Locate the lines that hold the string "Only". Copy every such line.

■ Provided information
>> begin
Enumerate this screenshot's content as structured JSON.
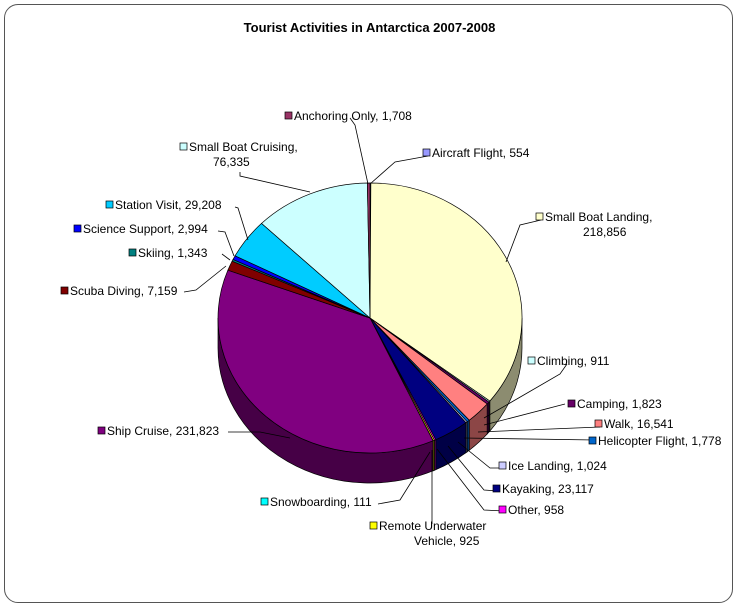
{
  "chart_data": {
    "type": "pie",
    "title": "Tourist Activities in Antarctica 2007-2008",
    "slices": [
      {
        "label": "Aircraft Flight",
        "value": 554,
        "color": "#9999ff",
        "text": "Aircraft Flight, 554"
      },
      {
        "label": "Small Boat Landing",
        "value": 218856,
        "color": "#ffffcc",
        "text": "Small Boat Landing,|218,856"
      },
      {
        "label": "Climbing",
        "value": 911,
        "color": "#ccffff",
        "text": "Climbing, 911"
      },
      {
        "label": "Camping",
        "value": 1823,
        "color": "#660066",
        "text": "Camping, 1,823"
      },
      {
        "label": "Walk",
        "value": 16541,
        "color": "#ff8080",
        "text": "Walk, 16,541"
      },
      {
        "label": "Helicopter Flight",
        "value": 1778,
        "color": "#0066cc",
        "text": "Helicopter Flight, 1,778"
      },
      {
        "label": "Ice Landing",
        "value": 1024,
        "color": "#ccccff",
        "text": "Ice Landing, 1,024"
      },
      {
        "label": "Kayaking",
        "value": 23117,
        "color": "#000080",
        "text": "Kayaking, 23,117"
      },
      {
        "label": "Other",
        "value": 958,
        "color": "#ff00ff",
        "text": "Other, 958"
      },
      {
        "label": "Remote Underwater Vehicle",
        "value": 925,
        "color": "#ffff00",
        "text": "Remote Underwater|Vehicle, 925"
      },
      {
        "label": "Snowboarding",
        "value": 111,
        "color": "#00ffff",
        "text": "Snowboarding, 111"
      },
      {
        "label": "Ship Cruise",
        "value": 231823,
        "color": "#800080",
        "text": "Ship Cruise, 231,823"
      },
      {
        "label": "Scuba Diving",
        "value": 7159,
        "color": "#800000",
        "text": "Scuba Diving, 7,159"
      },
      {
        "label": "Skiing",
        "value": 1343,
        "color": "#008080",
        "text": "Skiing, 1,343"
      },
      {
        "label": "Science Support",
        "value": 2994,
        "color": "#0000ff",
        "text": "Science Support, 2,994"
      },
      {
        "label": "Station Visit",
        "value": 29208,
        "color": "#00ccff",
        "text": "Station Visit, 29,208"
      },
      {
        "label": "Small Boat Cruising",
        "value": 76335,
        "color": "#ccffff",
        "text": "Small Boat Cruising,|76,335"
      },
      {
        "label": "Anchoring Only",
        "value": 1708,
        "color": "#993366",
        "text": "Anchoring Only, 1,708"
      }
    ]
  }
}
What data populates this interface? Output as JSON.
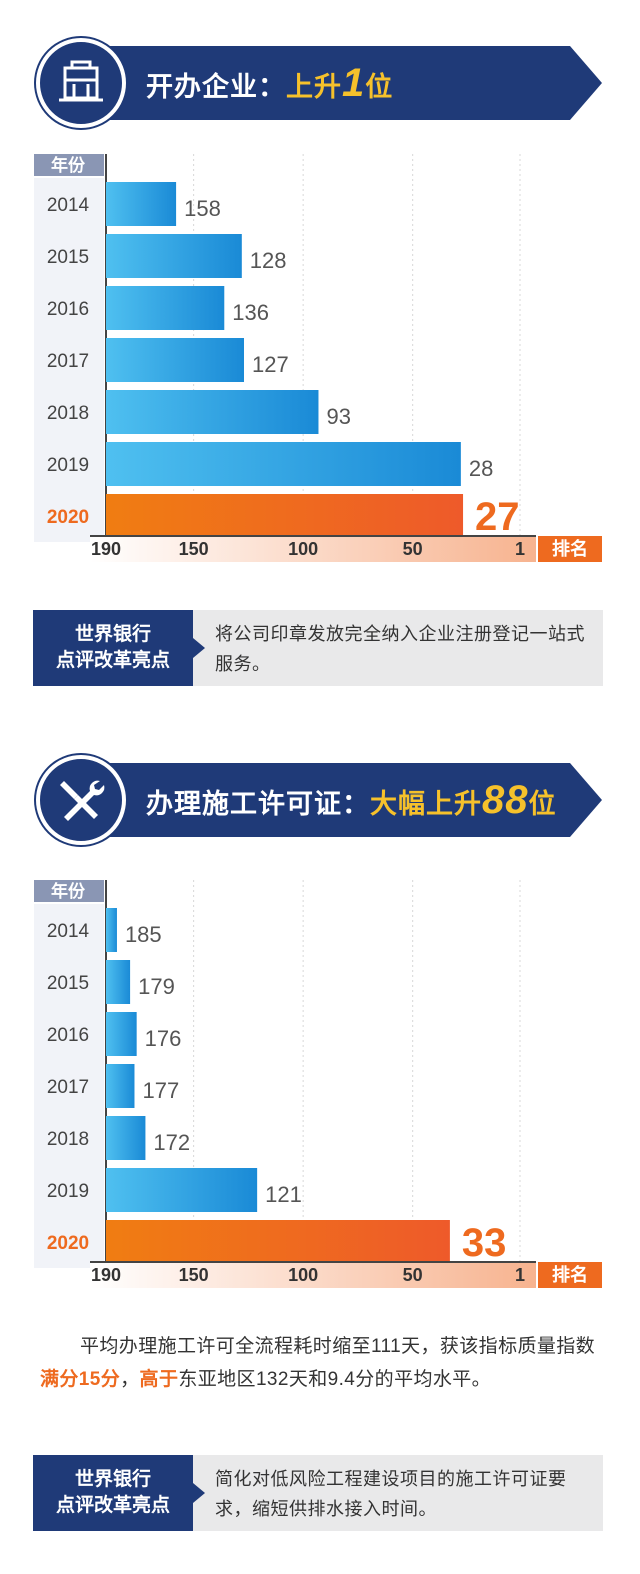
{
  "section1": {
    "title_prefix": "开办企业：",
    "title_highlight": "上升",
    "title_number": "1",
    "title_suffix": "位",
    "icon": "building-icon"
  },
  "section2": {
    "title_prefix": "办理施工许可证：",
    "title_highlight": "大幅上升",
    "title_number": "88",
    "title_suffix": "位",
    "icon": "wrench-screwdriver-icon"
  },
  "chart_data": [
    {
      "type": "bar",
      "orientation": "horizontal",
      "ylabel": "年份",
      "xlabel": "排名",
      "categories": [
        "2014",
        "2015",
        "2016",
        "2017",
        "2018",
        "2019",
        "2020"
      ],
      "values": [
        158,
        128,
        136,
        127,
        93,
        28,
        27
      ],
      "x_ticks": [
        "190",
        "150",
        "100",
        "50",
        "1"
      ],
      "xlim": [
        190,
        1
      ],
      "highlight_category": "2020",
      "grid": true
    },
    {
      "type": "bar",
      "orientation": "horizontal",
      "ylabel": "年份",
      "xlabel": "排名",
      "categories": [
        "2014",
        "2015",
        "2016",
        "2017",
        "2018",
        "2019",
        "2020"
      ],
      "values": [
        185,
        179,
        176,
        177,
        172,
        121,
        33
      ],
      "x_ticks": [
        "190",
        "150",
        "100",
        "50",
        "1"
      ],
      "xlim": [
        190,
        1
      ],
      "highlight_category": "2020",
      "grid": true
    }
  ],
  "review1": {
    "label_line1": "世界银行",
    "label_line2": "点评改革亮点",
    "text": "将公司印章发放完全纳入企业注册登记一站式服务。"
  },
  "paragraph": {
    "part1": "平均办理施工许可全流程耗时缩至111天，获该指标质量指数",
    "highlight1": "满分15分",
    "part2": "，",
    "highlight2": "高于",
    "part3": "东亚地区132天和9.4分的平均水平。"
  },
  "review2": {
    "label_line1": "世界银行",
    "label_line2": "点评改革亮点",
    "text": "简化对低风险工程建设项目的施工许可证要求，缩短供排水接入时间。"
  },
  "colors": {
    "navy": "#1f3a78",
    "gold": "#f6c12b",
    "orange": "#ee6a1f",
    "blue_start": "#4fc0f0",
    "blue_end": "#1a8ad6"
  }
}
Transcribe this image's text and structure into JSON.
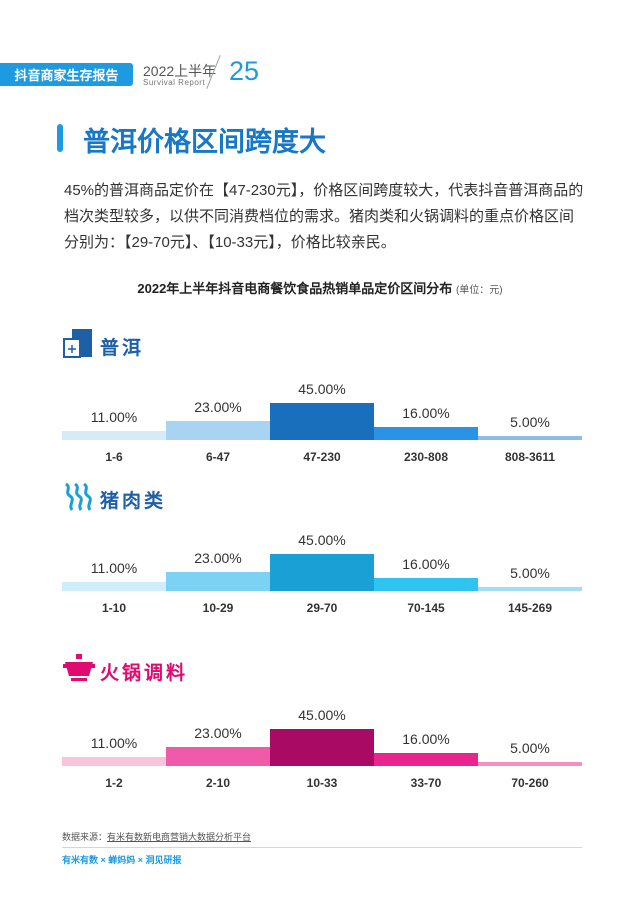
>> end
■ Solution to this problem
        "label": "Anchoring Only",
        "text": "Anchoring Only, 1,708"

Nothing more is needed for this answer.